## DATASET:
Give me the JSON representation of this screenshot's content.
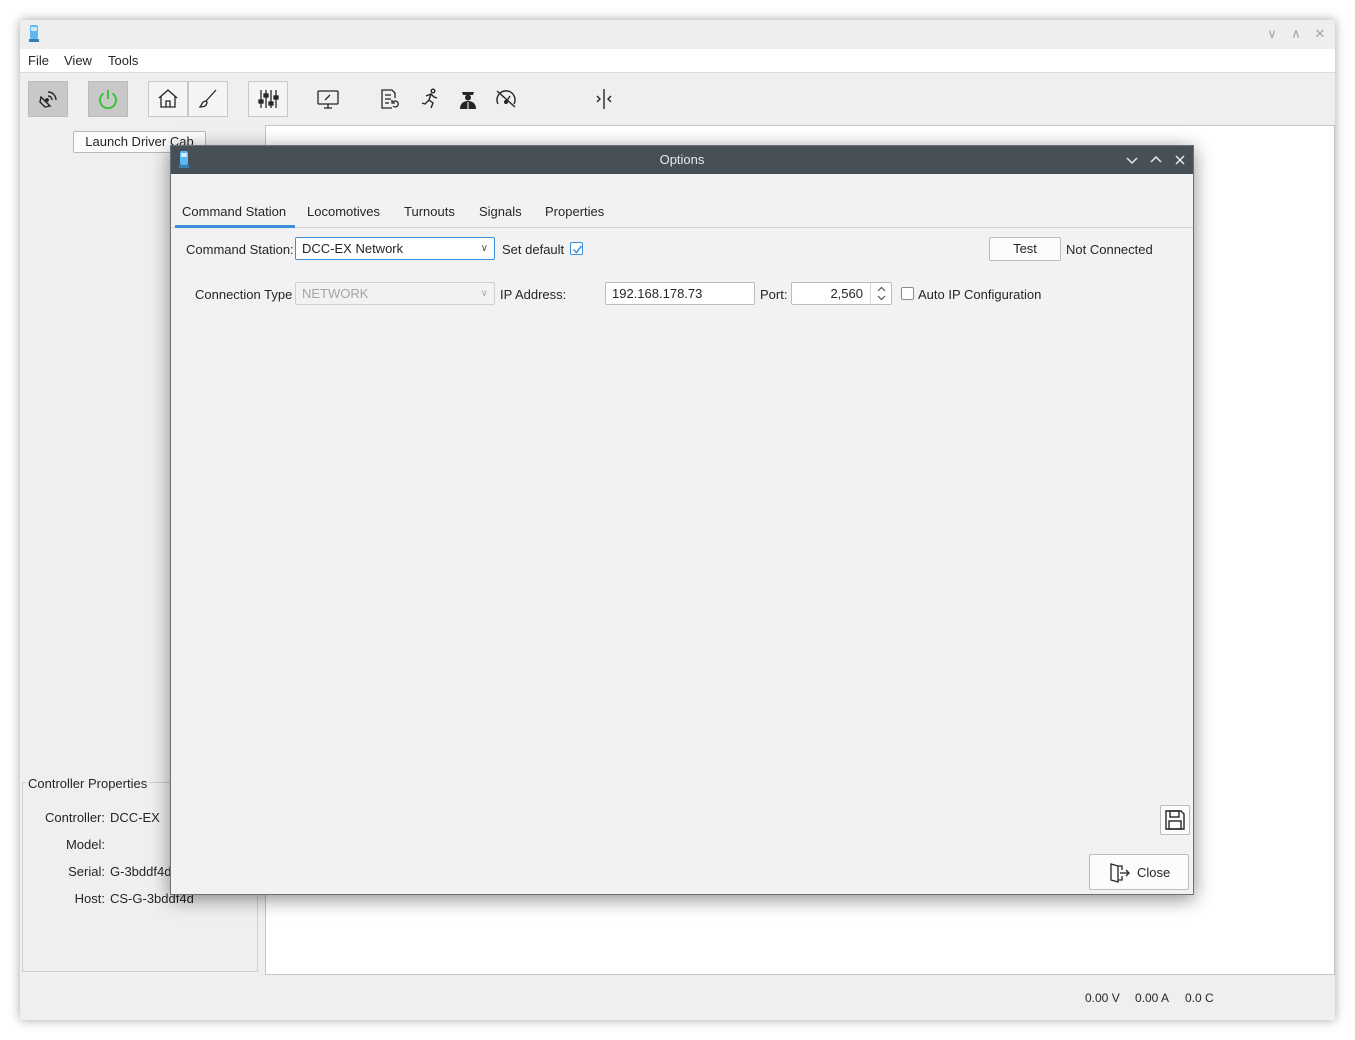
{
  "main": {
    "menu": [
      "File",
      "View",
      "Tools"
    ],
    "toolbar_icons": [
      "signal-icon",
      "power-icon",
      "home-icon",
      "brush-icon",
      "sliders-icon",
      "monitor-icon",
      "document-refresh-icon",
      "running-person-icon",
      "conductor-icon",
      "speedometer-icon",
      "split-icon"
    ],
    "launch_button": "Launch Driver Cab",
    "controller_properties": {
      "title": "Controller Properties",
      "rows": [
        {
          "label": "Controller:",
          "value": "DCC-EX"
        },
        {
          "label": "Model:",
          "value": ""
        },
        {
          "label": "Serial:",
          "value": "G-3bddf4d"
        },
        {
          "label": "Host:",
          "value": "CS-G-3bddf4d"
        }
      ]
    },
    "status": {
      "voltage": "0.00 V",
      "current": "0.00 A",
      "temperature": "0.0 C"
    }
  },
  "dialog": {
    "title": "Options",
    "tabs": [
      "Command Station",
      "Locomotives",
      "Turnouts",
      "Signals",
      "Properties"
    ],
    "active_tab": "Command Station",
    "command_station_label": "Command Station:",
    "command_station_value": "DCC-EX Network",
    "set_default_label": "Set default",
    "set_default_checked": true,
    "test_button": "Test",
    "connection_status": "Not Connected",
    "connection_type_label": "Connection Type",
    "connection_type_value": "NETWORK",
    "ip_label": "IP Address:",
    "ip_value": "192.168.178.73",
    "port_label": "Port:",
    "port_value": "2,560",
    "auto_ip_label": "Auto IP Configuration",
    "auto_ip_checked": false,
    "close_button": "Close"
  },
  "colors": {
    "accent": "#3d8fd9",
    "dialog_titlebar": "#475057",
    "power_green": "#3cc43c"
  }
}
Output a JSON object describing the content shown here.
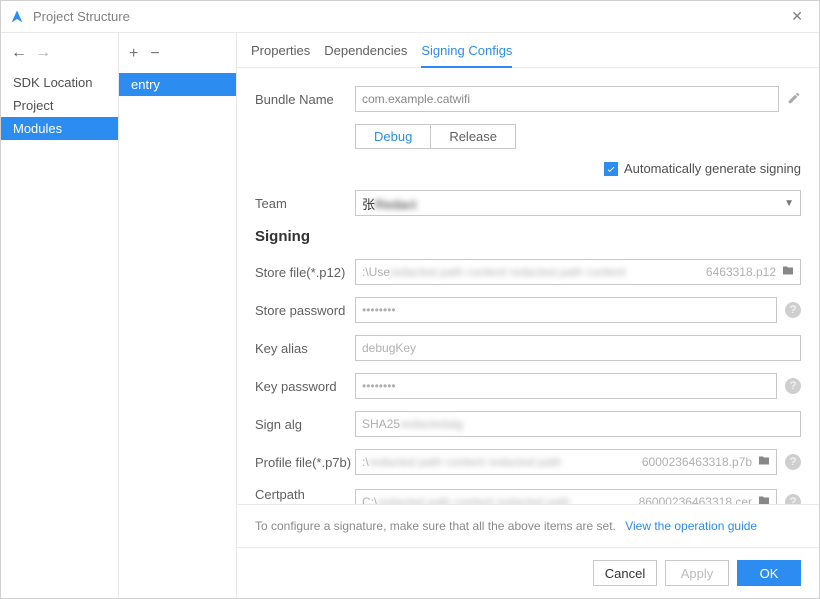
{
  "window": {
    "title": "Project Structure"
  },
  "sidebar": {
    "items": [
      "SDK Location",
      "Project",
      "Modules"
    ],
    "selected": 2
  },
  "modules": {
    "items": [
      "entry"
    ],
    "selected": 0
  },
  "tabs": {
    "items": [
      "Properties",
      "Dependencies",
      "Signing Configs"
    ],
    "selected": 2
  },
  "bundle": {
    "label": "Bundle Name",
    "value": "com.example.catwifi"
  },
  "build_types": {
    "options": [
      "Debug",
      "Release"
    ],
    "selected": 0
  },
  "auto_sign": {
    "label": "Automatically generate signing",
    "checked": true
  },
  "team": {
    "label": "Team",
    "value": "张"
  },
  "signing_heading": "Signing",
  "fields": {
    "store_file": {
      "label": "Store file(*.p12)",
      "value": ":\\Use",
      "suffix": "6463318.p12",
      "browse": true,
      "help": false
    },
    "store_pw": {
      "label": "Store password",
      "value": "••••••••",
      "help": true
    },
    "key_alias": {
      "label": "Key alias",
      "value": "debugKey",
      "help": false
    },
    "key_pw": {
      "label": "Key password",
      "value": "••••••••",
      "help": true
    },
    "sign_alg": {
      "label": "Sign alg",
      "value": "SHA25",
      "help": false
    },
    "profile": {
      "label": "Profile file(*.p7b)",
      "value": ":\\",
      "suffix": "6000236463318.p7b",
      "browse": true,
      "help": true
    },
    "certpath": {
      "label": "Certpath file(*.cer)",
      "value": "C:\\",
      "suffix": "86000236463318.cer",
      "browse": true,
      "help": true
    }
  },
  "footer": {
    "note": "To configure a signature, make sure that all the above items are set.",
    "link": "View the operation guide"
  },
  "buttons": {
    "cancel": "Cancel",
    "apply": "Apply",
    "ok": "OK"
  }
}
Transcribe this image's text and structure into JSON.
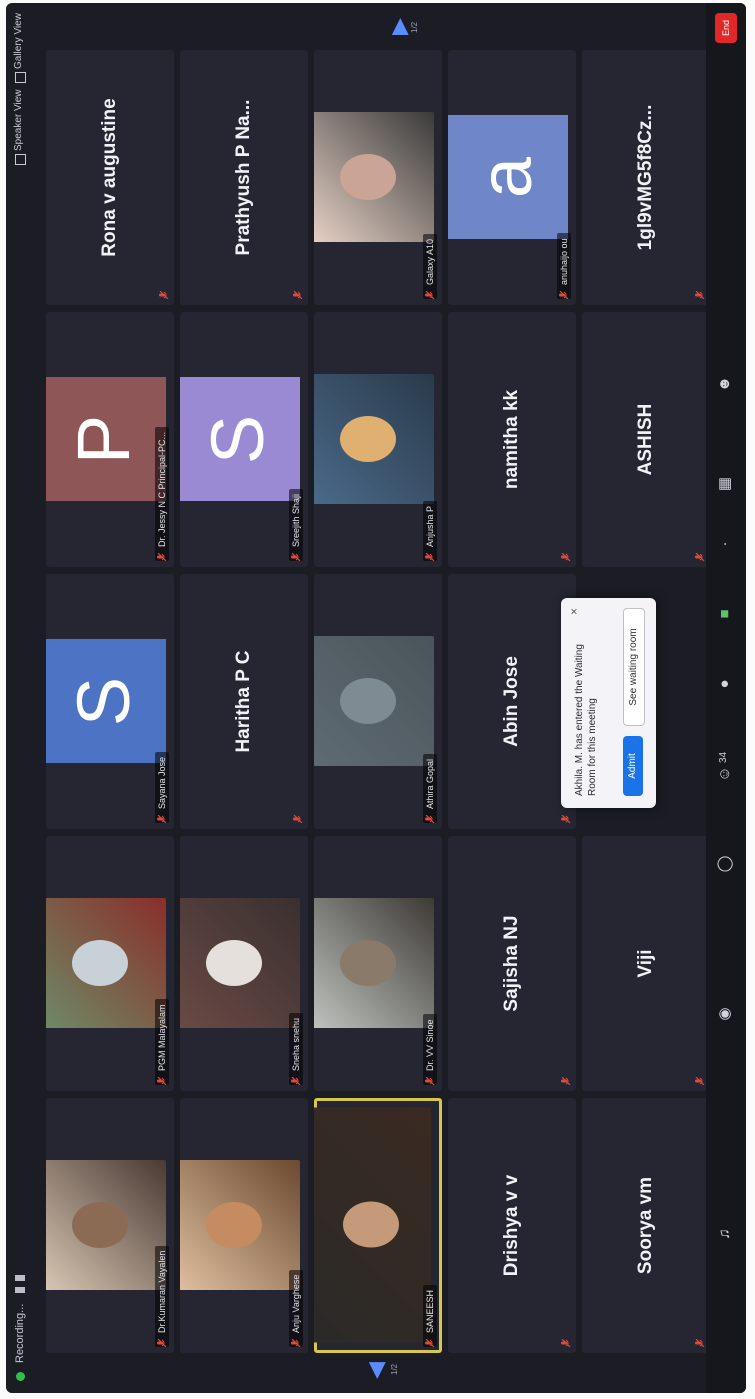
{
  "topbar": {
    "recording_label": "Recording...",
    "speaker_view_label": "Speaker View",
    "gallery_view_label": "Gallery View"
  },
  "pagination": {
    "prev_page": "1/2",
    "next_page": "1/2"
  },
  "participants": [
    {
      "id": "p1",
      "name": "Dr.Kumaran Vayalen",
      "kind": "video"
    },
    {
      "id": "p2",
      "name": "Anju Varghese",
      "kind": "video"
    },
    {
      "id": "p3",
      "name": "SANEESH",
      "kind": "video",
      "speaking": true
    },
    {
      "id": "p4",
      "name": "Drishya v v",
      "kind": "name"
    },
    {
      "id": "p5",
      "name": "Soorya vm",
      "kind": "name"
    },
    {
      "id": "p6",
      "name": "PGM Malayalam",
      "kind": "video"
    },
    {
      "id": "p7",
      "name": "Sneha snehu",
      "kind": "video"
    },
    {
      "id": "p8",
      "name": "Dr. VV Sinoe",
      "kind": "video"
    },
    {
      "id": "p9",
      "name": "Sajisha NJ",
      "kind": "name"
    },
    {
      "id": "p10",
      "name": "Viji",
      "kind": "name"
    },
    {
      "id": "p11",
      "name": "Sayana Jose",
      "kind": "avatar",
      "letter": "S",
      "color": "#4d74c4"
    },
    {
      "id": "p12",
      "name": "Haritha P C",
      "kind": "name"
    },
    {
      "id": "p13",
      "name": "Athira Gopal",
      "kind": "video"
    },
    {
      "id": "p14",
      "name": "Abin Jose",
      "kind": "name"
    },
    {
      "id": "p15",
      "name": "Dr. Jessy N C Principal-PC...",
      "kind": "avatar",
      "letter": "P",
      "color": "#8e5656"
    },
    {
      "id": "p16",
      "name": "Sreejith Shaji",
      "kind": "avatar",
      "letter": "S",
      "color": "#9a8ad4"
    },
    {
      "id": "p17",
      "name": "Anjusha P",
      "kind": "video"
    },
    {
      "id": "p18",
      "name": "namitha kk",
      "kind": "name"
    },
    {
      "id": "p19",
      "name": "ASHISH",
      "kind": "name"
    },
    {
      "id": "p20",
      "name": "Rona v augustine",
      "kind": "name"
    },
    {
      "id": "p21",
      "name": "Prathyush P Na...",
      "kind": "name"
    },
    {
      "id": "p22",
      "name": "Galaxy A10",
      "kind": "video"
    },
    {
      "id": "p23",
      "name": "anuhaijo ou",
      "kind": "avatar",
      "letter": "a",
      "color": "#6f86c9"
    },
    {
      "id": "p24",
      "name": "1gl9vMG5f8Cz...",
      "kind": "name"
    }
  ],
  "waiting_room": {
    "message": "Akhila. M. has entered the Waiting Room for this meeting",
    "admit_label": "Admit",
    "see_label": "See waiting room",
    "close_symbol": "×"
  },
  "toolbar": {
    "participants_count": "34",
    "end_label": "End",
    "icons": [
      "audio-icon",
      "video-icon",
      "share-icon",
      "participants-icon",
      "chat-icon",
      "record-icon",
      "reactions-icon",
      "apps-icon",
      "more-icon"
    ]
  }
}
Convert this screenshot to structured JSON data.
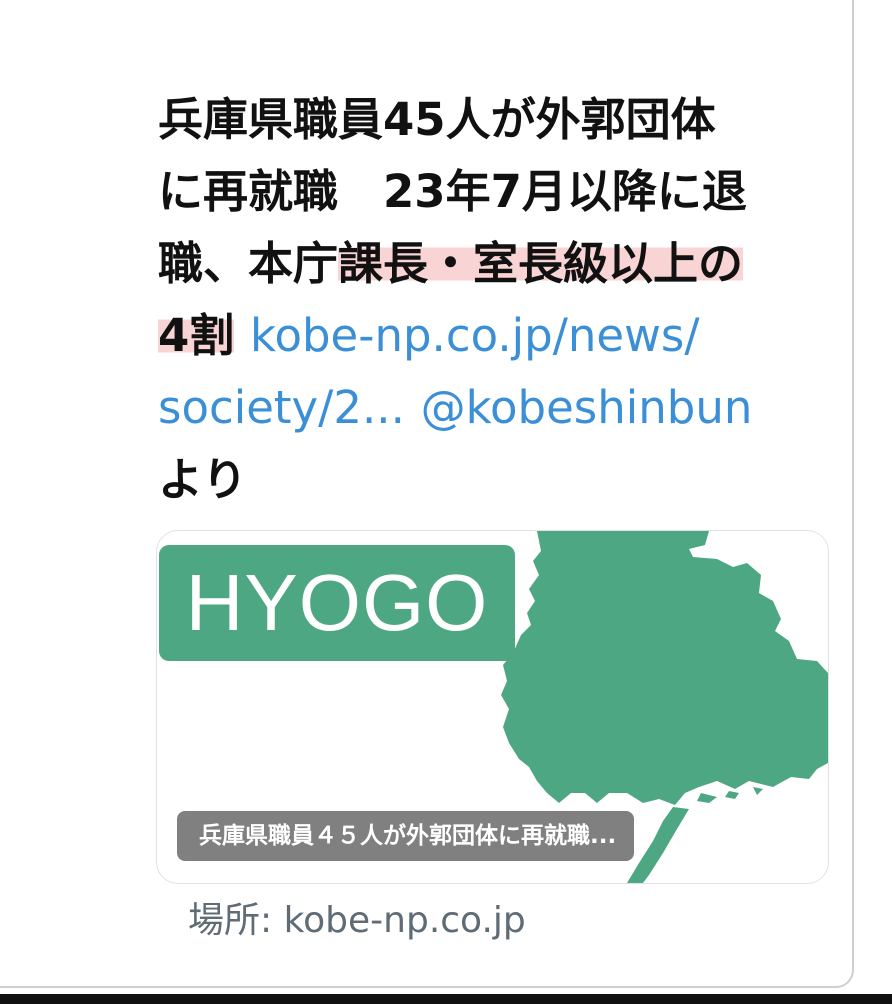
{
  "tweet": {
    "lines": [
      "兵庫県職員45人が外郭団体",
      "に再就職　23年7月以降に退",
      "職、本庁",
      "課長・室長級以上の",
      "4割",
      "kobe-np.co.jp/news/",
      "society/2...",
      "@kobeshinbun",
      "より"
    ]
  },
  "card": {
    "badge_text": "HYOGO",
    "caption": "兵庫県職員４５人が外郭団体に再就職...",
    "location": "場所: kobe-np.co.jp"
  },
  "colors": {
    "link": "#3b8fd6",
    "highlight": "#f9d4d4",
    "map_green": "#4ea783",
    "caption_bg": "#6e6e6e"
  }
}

## WRITTEN REQUEST:
Repeat the data exactly, excluding the pictures.

## OUTPUT BELOW:
Give me the JSON representation of this screenshot's content.
{
  "main": {
    "menu": [
      "File",
      "View",
      "Tools"
    ],
    "toolbar_icons": [
      "signal-icon",
      "power-icon",
      "home-icon",
      "brush-icon",
      "sliders-icon",
      "monitor-icon",
      "document-refresh-icon",
      "running-person-icon",
      "conductor-icon",
      "speedometer-icon",
      "split-icon"
    ],
    "launch_button": "Launch Driver Cab",
    "controller_properties": {
      "title": "Controller Properties",
      "rows": [
        {
          "label": "Controller:",
          "value": "DCC-EX"
        },
        {
          "label": "Model:",
          "value": ""
        },
        {
          "label": "Serial:",
          "value": "G-3bddf4d"
        },
        {
          "label": "Host:",
          "value": "CS-G-3bddf4d"
        }
      ]
    },
    "status": {
      "voltage": "0.00 V",
      "current": "0.00 A",
      "temperature": "0.0 C"
    }
  },
  "dialog": {
    "title": "Options",
    "tabs": [
      "Command Station",
      "Locomotives",
      "Turnouts",
      "Signals",
      "Properties"
    ],
    "active_tab": "Command Station",
    "command_station_label": "Command Station:",
    "command_station_value": "DCC-EX Network",
    "set_default_label": "Set default",
    "set_default_checked": true,
    "test_button": "Test",
    "connection_status": "Not Connected",
    "connection_type_label": "Connection Type",
    "connection_type_value": "NETWORK",
    "ip_label": "IP Address:",
    "ip_value": "192.168.178.73",
    "port_label": "Port:",
    "port_value": "2,560",
    "auto_ip_label": "Auto IP Configuration",
    "auto_ip_checked": false,
    "close_button": "Close"
  },
  "colors": {
    "accent": "#3d8fd9",
    "dialog_titlebar": "#475057",
    "power_green": "#3cc43c"
  }
}
Output a JSON object describing the content shown here.
{
  "window": {
    "title": "Project Structure"
  },
  "sidebar": {
    "items": [
      "SDK Location",
      "Project",
      "Modules"
    ],
    "selected": 2
  },
  "modules": {
    "items": [
      "entry"
    ],
    "selected": 0
  },
  "tabs": {
    "items": [
      "Properties",
      "Dependencies",
      "Signing Configs"
    ],
    "selected": 2
  },
  "bundle": {
    "label": "Bundle Name",
    "value": "com.example.catwifi"
  },
  "build_types": {
    "options": [
      "Debug",
      "Release"
    ],
    "selected": 0
  },
  "auto_sign": {
    "label": "Automatically generate signing",
    "checked": true
  },
  "team": {
    "label": "Team",
    "value": "张"
  },
  "signing_heading": "Signing",
  "fields": {
    "store_file": {
      "label": "Store file(*.p12)",
      "value": ":\\Use",
      "suffix": "6463318.p12",
      "browse": true,
      "help": false
    },
    "store_pw": {
      "label": "Store password",
      "value": "••••••••",
      "help": true
    },
    "key_alias": {
      "label": "Key alias",
      "value": "debugKey",
      "help": false
    },
    "key_pw": {
      "label": "Key password",
      "value": "••••••••",
      "help": true
    },
    "sign_alg": {
      "label": "Sign alg",
      "value": "SHA25",
      "help": false
    },
    "profile": {
      "label": "Profile file(*.p7b)",
      "value": ":\\",
      "suffix": "6000236463318.p7b",
      "browse": true,
      "help": true
    },
    "certpath": {
      "label": "Certpath file(*.cer)",
      "value": "C:\\",
      "suffix": "86000236463318.cer",
      "browse": true,
      "help": true
    }
  },
  "footer": {
    "note": "To configure a signature, make sure that all the above items are set.",
    "link": "View the operation guide"
  },
  "buttons": {
    "cancel": "Cancel",
    "apply": "Apply",
    "ok": "OK"
  }
}
Transcribe this image's text and structure into JSON.
{
  "topbar": {
    "recording_label": "Recording...",
    "speaker_view_label": "Speaker View",
    "gallery_view_label": "Gallery View"
  },
  "pagination": {
    "prev_page": "1/2",
    "next_page": "1/2"
  },
  "participants": [
    {
      "id": "p1",
      "name": "Dr.Kumaran Vayalen",
      "kind": "video"
    },
    {
      "id": "p2",
      "name": "Anju Varghese",
      "kind": "video"
    },
    {
      "id": "p3",
      "name": "SANEESH",
      "kind": "video",
      "speaking": true
    },
    {
      "id": "p4",
      "name": "Drishya v v",
      "kind": "name"
    },
    {
      "id": "p5",
      "name": "Soorya vm",
      "kind": "name"
    },
    {
      "id": "p6",
      "name": "PGM Malayalam",
      "kind": "video"
    },
    {
      "id": "p7",
      "name": "Sneha snehu",
      "kind": "video"
    },
    {
      "id": "p8",
      "name": "Dr. VV Sinoe",
      "kind": "video"
    },
    {
      "id": "p9",
      "name": "Sajisha NJ",
      "kind": "name"
    },
    {
      "id": "p10",
      "name": "Viji",
      "kind": "name"
    },
    {
      "id": "p11",
      "name": "Sayana Jose",
      "kind": "avatar",
      "letter": "S",
      "color": "#4d74c4"
    },
    {
      "id": "p12",
      "name": "Haritha P C",
      "kind": "name"
    },
    {
      "id": "p13",
      "name": "Athira Gopal",
      "kind": "video"
    },
    {
      "id": "p14",
      "name": "Abin Jose",
      "kind": "name"
    },
    {
      "id": "p15",
      "name": "Dr. Jessy N C Principal-PC...",
      "kind": "avatar",
      "letter": "P",
      "color": "#8e5656"
    },
    {
      "id": "p16",
      "name": "Sreejith Shaji",
      "kind": "avatar",
      "letter": "S",
      "color": "#9a8ad4"
    },
    {
      "id": "p17",
      "name": "Anjusha P",
      "kind": "video"
    },
    {
      "id": "p18",
      "name": "namitha kk",
      "kind": "name"
    },
    {
      "id": "p19",
      "name": "ASHISH",
      "kind": "name"
    },
    {
      "id": "p20",
      "name": "Rona v augustine",
      "kind": "name"
    },
    {
      "id": "p21",
      "name": "Prathyush P Na...",
      "kind": "name"
    },
    {
      "id": "p22",
      "name": "Galaxy A10",
      "kind": "video"
    },
    {
      "id": "p23",
      "name": "anuhaijo ou",
      "kind": "avatar",
      "letter": "a",
      "color": "#6f86c9"
    },
    {
      "id": "p24",
      "name": "1gl9vMG5f8Cz...",
      "kind": "name"
    }
  ],
  "waiting_room": {
    "message": "Akhila. M. has entered the Waiting Room for this meeting",
    "admit_label": "Admit",
    "see_label": "See waiting room",
    "close_symbol": "×"
  },
  "toolbar": {
    "participants_count": "34",
    "end_label": "End",
    "icons": [
      "audio-icon",
      "video-icon",
      "share-icon",
      "participants-icon",
      "chat-icon",
      "record-icon",
      "reactions-icon",
      "apps-icon",
      "more-icon"
    ]
  }
}
Convert this screenshot to structured JSON data.
{
  "tweet": {
    "lines": [
      "兵庫県職員45人が外郭団体",
      "に再就職　23年7月以降に退",
      "職、本庁",
      "課長・室長級以上の",
      "4割",
      "kobe-np.co.jp/news/",
      "society/2...",
      "@kobeshinbun",
      "より"
    ]
  },
  "card": {
    "badge_text": "HYOGO",
    "caption": "兵庫県職員４５人が外郭団体に再就職...",
    "location": "場所: kobe-np.co.jp"
  },
  "colors": {
    "link": "#3b8fd6",
    "highlight": "#f9d4d4",
    "map_green": "#4ea783",
    "caption_bg": "#6e6e6e"
  }
}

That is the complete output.